_Directive A:_ In the passage on OSCE political dialogue, what is an enhanced political dialogue described as?

_Extract:_
· · · · · · ·

I would not be so naïve as to argue that more debates on a broader array of subjects would lead inexorably to reduction of today’s geopolitical standoff and tension. However, I do think that participating states are missing out on opportunities to learn in greater depth how their opposite numbers apprehend the world and formulate their thoughts on a number of key security issues. I believe in particular that greater usage of subordinate bodies, with either designated or self-selected participants, could provide for less formal, more open, and possibly more enlightening exchanges of views, ideas, and trial balloons, than is now the case with the dialogue in the PC and FSC. An expansion of the political dialogue by means of such mechanisms would most likely not require substantial – if any – extra resources from existing delegations, but could well pay off with longer term, indirect political dividends in the form of greater knowledge, understanding, and perhaps confidence among representatives of the participating states. In this sense, an enhanced political dialogue is one of the most important confidence building measures available to participating states.
The benefits from such dialogues of course will not automatically lead to resolution of important security issues, including the conflicts which I am discussing here. However, I am a deep believer in the value of diplomacy, even if one does not see an immediate payoff. In this sense, I agree wholeheartedly with Winston Churchill’s preference for “jaw-jaw” to “war-war.” I believe that there is little to be lost, even if one cannot see immediate gain, by attempts to make greater use of the potential of the OSCE for political dialogue. In particular, I believe that participating states should welcome additional forums and broader dialogue aimed at getting out of the geopolitical impasse in which we find ourselves, rather than simply assigning responsibility and blame for how we got there.

· · · · · · ·

_Stored dataset items:_
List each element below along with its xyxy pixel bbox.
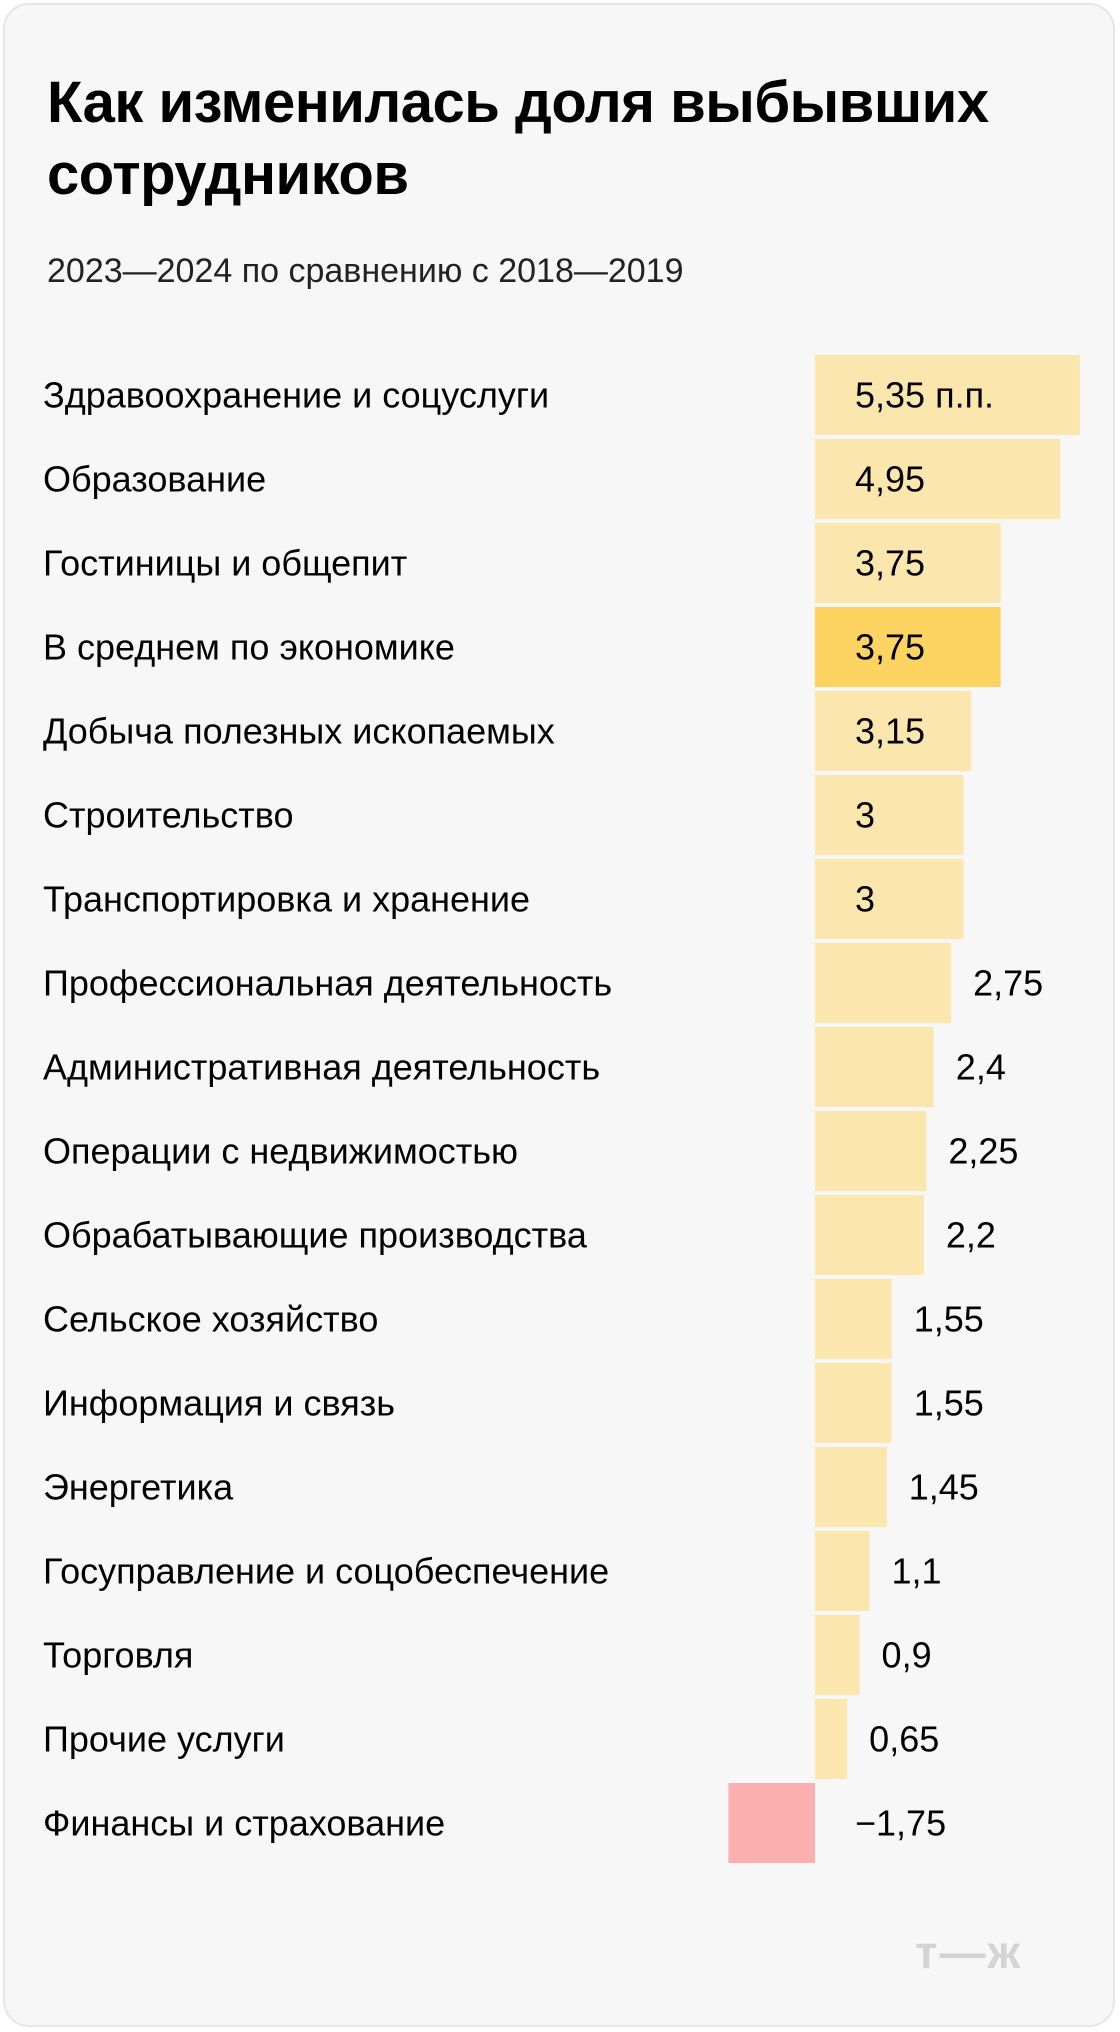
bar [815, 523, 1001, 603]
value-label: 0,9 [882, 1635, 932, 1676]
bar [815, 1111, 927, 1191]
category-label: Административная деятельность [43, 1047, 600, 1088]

· · · · · · ·

_Directive B:_ Reproduce all of the stored dataset entries above verbatim, leaving out the picture.

_Written response A:_ It is described as one of the most important confidence building measures available to participating states.

_Written response B:_
List each element below along with its xyxy pixel bbox.
bar [815, 523, 1001, 603]
value-label: 0,9 [882, 1635, 932, 1676]
bar [815, 1111, 927, 1191]
category-label: Административная деятельность [43, 1047, 600, 1088]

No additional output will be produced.